__Requirements__
Write out every line below that includes the word "screenshot".

Dataset items:
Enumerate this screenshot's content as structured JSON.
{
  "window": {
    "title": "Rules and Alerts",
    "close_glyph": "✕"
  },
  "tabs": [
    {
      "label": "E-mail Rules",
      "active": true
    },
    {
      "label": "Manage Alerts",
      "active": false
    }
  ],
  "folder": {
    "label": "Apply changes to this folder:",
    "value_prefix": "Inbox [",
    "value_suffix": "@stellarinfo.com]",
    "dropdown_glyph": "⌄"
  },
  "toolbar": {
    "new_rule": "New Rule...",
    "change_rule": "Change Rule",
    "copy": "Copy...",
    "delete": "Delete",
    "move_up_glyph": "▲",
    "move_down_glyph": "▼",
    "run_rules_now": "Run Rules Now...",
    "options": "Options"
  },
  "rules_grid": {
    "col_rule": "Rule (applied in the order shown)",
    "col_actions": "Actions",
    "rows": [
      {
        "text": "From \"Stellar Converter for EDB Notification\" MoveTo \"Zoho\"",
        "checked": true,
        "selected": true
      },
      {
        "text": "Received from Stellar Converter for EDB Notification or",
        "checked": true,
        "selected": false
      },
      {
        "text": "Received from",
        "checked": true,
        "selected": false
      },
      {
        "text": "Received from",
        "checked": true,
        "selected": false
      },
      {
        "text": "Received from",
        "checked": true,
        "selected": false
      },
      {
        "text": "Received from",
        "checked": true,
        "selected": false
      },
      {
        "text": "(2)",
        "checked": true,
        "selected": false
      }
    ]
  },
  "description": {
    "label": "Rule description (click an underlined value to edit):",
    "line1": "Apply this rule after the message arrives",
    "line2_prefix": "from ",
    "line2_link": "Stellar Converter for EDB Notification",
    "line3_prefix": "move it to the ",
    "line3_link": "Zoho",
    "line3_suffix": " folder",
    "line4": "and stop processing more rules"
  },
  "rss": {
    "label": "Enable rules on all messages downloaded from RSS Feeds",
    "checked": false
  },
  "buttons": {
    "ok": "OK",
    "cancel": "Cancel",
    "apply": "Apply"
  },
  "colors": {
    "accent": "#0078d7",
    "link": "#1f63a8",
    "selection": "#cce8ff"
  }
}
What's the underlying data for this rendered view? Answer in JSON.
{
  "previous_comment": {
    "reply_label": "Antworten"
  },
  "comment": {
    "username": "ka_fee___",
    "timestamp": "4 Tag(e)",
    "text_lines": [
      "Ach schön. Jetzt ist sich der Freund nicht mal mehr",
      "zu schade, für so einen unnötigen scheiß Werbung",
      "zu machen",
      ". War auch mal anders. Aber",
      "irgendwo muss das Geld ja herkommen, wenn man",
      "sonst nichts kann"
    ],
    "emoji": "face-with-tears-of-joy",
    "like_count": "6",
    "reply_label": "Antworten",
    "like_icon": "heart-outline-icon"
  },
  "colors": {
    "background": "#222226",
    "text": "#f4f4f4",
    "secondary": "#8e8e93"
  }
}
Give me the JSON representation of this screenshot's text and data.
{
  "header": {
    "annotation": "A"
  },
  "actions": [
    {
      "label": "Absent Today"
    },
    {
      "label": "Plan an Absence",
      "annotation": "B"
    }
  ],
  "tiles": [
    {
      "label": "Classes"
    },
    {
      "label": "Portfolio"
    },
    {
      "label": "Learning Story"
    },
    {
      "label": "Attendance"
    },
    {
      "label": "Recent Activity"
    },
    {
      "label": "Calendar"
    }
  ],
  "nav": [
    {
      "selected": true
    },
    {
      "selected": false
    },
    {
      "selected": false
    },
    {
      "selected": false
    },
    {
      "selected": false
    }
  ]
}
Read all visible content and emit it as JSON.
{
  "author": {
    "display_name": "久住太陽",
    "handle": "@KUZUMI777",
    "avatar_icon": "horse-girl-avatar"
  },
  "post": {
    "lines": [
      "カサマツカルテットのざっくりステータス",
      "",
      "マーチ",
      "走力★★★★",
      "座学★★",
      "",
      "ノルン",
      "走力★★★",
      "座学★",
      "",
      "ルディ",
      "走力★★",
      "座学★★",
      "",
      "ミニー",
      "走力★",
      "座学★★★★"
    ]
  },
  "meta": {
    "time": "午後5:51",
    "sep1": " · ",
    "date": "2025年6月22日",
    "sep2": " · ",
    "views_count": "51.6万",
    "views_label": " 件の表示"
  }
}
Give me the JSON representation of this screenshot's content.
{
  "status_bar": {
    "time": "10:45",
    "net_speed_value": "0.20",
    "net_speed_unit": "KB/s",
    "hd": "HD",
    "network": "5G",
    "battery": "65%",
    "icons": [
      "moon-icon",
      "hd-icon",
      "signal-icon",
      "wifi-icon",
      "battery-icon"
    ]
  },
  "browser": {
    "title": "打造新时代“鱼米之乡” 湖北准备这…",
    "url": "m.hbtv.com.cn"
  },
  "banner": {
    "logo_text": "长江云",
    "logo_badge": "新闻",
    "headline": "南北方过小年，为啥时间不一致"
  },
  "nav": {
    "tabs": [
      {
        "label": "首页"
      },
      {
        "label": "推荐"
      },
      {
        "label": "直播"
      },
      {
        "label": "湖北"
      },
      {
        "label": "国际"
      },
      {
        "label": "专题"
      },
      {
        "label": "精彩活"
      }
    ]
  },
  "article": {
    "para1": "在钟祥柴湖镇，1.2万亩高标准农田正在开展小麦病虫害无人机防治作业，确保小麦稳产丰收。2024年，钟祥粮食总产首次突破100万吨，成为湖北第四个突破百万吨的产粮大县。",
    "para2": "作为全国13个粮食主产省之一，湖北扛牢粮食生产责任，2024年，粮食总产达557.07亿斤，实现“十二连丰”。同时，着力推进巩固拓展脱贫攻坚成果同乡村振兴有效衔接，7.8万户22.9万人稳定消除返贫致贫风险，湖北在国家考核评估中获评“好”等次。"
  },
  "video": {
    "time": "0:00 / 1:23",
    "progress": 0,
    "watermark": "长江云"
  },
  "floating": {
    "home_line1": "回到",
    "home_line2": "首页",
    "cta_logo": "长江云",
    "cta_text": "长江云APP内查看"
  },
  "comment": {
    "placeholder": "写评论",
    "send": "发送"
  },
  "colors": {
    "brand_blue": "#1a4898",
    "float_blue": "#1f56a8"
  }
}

__Solution__
Enumerate this screenshot's content as structured JSON.
Give me the JSON representation of this screenshot's text and data.
Give me the JSON representation of this screenshot's content.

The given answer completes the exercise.